— Start —
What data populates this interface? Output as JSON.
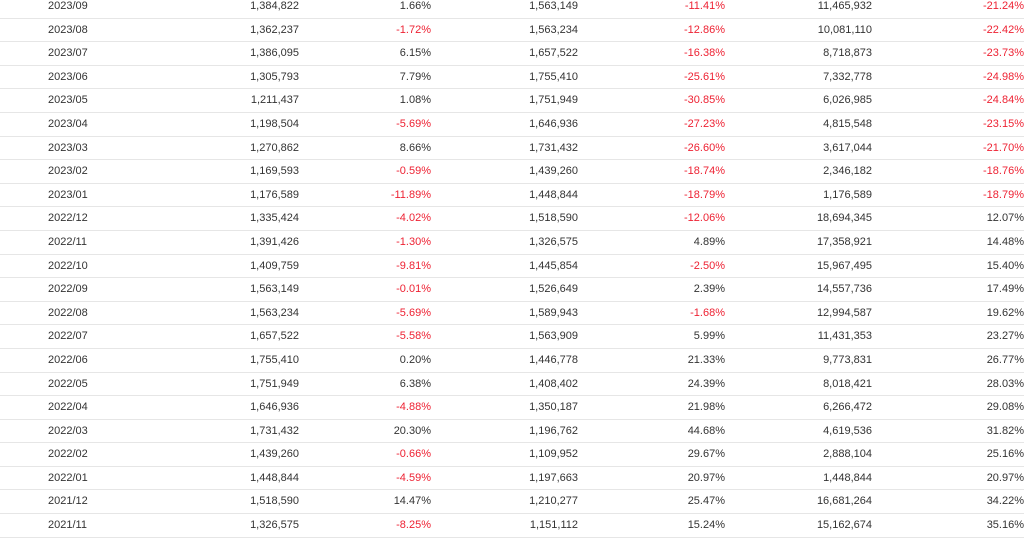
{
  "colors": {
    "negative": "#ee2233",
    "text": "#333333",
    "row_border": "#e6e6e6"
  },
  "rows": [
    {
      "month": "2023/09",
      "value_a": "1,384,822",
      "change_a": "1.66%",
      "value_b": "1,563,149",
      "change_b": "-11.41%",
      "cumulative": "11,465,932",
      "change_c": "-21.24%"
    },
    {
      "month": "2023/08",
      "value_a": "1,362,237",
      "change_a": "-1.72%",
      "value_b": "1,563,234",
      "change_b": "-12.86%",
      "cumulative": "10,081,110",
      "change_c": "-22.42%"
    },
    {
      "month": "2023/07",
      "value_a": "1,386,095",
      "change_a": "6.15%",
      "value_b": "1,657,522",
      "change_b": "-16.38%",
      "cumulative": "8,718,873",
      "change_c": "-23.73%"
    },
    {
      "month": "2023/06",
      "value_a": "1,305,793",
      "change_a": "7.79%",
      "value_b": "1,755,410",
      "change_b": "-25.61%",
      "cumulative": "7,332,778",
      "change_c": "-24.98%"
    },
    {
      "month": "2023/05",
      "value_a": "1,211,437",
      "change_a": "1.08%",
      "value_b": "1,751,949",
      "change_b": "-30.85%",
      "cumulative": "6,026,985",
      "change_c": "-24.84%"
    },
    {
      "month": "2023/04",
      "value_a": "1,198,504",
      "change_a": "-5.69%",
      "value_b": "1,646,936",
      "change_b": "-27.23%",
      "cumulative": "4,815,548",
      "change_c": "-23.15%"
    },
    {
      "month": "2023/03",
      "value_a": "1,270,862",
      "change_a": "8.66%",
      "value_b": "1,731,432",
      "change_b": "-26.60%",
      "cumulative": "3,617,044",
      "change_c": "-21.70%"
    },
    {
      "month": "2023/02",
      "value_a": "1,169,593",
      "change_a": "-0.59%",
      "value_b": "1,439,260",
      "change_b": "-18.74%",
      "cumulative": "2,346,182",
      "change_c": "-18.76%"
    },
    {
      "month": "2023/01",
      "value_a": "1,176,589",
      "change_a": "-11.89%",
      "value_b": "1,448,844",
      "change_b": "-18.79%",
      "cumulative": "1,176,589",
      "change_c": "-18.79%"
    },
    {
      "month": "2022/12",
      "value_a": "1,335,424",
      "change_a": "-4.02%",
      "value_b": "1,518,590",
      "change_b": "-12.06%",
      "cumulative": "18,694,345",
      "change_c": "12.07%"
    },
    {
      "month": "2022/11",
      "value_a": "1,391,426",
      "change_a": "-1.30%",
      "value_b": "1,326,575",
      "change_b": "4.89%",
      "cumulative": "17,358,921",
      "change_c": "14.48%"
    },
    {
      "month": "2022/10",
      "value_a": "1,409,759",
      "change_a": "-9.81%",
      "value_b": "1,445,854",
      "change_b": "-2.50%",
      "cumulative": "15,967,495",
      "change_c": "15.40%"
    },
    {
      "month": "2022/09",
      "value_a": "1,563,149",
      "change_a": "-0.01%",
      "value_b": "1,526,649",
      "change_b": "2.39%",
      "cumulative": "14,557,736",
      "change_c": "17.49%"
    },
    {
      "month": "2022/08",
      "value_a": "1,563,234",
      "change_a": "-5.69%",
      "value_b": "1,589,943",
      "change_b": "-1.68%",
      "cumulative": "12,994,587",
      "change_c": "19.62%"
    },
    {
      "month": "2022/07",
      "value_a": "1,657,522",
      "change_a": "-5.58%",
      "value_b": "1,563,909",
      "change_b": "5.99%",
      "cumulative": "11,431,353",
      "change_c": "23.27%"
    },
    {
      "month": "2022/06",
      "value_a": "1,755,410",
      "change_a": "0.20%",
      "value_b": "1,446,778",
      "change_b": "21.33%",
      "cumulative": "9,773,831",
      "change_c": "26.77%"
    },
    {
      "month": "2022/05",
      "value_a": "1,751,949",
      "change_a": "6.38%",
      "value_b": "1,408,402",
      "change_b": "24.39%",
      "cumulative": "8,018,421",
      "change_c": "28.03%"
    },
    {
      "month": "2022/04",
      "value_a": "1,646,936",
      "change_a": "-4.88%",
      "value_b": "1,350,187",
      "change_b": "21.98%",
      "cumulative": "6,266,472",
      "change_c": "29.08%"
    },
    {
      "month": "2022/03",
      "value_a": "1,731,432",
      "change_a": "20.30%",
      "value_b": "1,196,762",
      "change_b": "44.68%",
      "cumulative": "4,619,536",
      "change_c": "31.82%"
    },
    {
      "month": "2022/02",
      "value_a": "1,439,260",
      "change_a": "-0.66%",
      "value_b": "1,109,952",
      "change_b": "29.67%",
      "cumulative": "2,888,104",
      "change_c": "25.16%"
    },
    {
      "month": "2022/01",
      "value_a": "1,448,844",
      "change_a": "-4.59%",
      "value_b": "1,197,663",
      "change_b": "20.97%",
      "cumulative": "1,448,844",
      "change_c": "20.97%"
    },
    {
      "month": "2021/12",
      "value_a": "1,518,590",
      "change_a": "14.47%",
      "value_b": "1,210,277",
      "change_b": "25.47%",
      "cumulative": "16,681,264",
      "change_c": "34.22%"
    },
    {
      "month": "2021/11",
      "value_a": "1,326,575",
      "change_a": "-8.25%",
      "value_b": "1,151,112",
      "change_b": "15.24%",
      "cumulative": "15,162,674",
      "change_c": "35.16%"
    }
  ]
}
— End —
EXERCISE TASK>
Write the listing out a second time exactly, dropping all images.

WRITTEN SOLUTION>
What data populates this interface? Output as JSON.
{
  "colors": {
    "negative": "#ee2233",
    "text": "#333333",
    "row_border": "#e6e6e6"
  },
  "rows": [
    {
      "month": "2023/09",
      "value_a": "1,384,822",
      "change_a": "1.66%",
      "value_b": "1,563,149",
      "change_b": "-11.41%",
      "cumulative": "11,465,932",
      "change_c": "-21.24%"
    },
    {
      "month": "2023/08",
      "value_a": "1,362,237",
      "change_a": "-1.72%",
      "value_b": "1,563,234",
      "change_b": "-12.86%",
      "cumulative": "10,081,110",
      "change_c": "-22.42%"
    },
    {
      "month": "2023/07",
      "value_a": "1,386,095",
      "change_a": "6.15%",
      "value_b": "1,657,522",
      "change_b": "-16.38%",
      "cumulative": "8,718,873",
      "change_c": "-23.73%"
    },
    {
      "month": "2023/06",
      "value_a": "1,305,793",
      "change_a": "7.79%",
      "value_b": "1,755,410",
      "change_b": "-25.61%",
      "cumulative": "7,332,778",
      "change_c": "-24.98%"
    },
    {
      "month": "2023/05",
      "value_a": "1,211,437",
      "change_a": "1.08%",
      "value_b": "1,751,949",
      "change_b": "-30.85%",
      "cumulative": "6,026,985",
      "change_c": "-24.84%"
    },
    {
      "month": "2023/04",
      "value_a": "1,198,504",
      "change_a": "-5.69%",
      "value_b": "1,646,936",
      "change_b": "-27.23%",
      "cumulative": "4,815,548",
      "change_c": "-23.15%"
    },
    {
      "month": "2023/03",
      "value_a": "1,270,862",
      "change_a": "8.66%",
      "value_b": "1,731,432",
      "change_b": "-26.60%",
      "cumulative": "3,617,044",
      "change_c": "-21.70%"
    },
    {
      "month": "2023/02",
      "value_a": "1,169,593",
      "change_a": "-0.59%",
      "value_b": "1,439,260",
      "change_b": "-18.74%",
      "cumulative": "2,346,182",
      "change_c": "-18.76%"
    },
    {
      "month": "2023/01",
      "value_a": "1,176,589",
      "change_a": "-11.89%",
      "value_b": "1,448,844",
      "change_b": "-18.79%",
      "cumulative": "1,176,589",
      "change_c": "-18.79%"
    },
    {
      "month": "2022/12",
      "value_a": "1,335,424",
      "change_a": "-4.02%",
      "value_b": "1,518,590",
      "change_b": "-12.06%",
      "cumulative": "18,694,345",
      "change_c": "12.07%"
    },
    {
      "month": "2022/11",
      "value_a": "1,391,426",
      "change_a": "-1.30%",
      "value_b": "1,326,575",
      "change_b": "4.89%",
      "cumulative": "17,358,921",
      "change_c": "14.48%"
    },
    {
      "month": "2022/10",
      "value_a": "1,409,759",
      "change_a": "-9.81%",
      "value_b": "1,445,854",
      "change_b": "-2.50%",
      "cumulative": "15,967,495",
      "change_c": "15.40%"
    },
    {
      "month": "2022/09",
      "value_a": "1,563,149",
      "change_a": "-0.01%",
      "value_b": "1,526,649",
      "change_b": "2.39%",
      "cumulative": "14,557,736",
      "change_c": "17.49%"
    },
    {
      "month": "2022/08",
      "value_a": "1,563,234",
      "change_a": "-5.69%",
      "value_b": "1,589,943",
      "change_b": "-1.68%",
      "cumulative": "12,994,587",
      "change_c": "19.62%"
    },
    {
      "month": "2022/07",
      "value_a": "1,657,522",
      "change_a": "-5.58%",
      "value_b": "1,563,909",
      "change_b": "5.99%",
      "cumulative": "11,431,353",
      "change_c": "23.27%"
    },
    {
      "month": "2022/06",
      "value_a": "1,755,410",
      "change_a": "0.20%",
      "value_b": "1,446,778",
      "change_b": "21.33%",
      "cumulative": "9,773,831",
      "change_c": "26.77%"
    },
    {
      "month": "2022/05",
      "value_a": "1,751,949",
      "change_a": "6.38%",
      "value_b": "1,408,402",
      "change_b": "24.39%",
      "cumulative": "8,018,421",
      "change_c": "28.03%"
    },
    {
      "month": "2022/04",
      "value_a": "1,646,936",
      "change_a": "-4.88%",
      "value_b": "1,350,187",
      "change_b": "21.98%",
      "cumulative": "6,266,472",
      "change_c": "29.08%"
    },
    {
      "month": "2022/03",
      "value_a": "1,731,432",
      "change_a": "20.30%",
      "value_b": "1,196,762",
      "change_b": "44.68%",
      "cumulative": "4,619,536",
      "change_c": "31.82%"
    },
    {
      "month": "2022/02",
      "value_a": "1,439,260",
      "change_a": "-0.66%",
      "value_b": "1,109,952",
      "change_b": "29.67%",
      "cumulative": "2,888,104",
      "change_c": "25.16%"
    },
    {
      "month": "2022/01",
      "value_a": "1,448,844",
      "change_a": "-4.59%",
      "value_b": "1,197,663",
      "change_b": "20.97%",
      "cumulative": "1,448,844",
      "change_c": "20.97%"
    },
    {
      "month": "2021/12",
      "value_a": "1,518,590",
      "change_a": "14.47%",
      "value_b": "1,210,277",
      "change_b": "25.47%",
      "cumulative": "16,681,264",
      "change_c": "34.22%"
    },
    {
      "month": "2021/11",
      "value_a": "1,326,575",
      "change_a": "-8.25%",
      "value_b": "1,151,112",
      "change_b": "15.24%",
      "cumulative": "15,162,674",
      "change_c": "35.16%"
    }
  ]
}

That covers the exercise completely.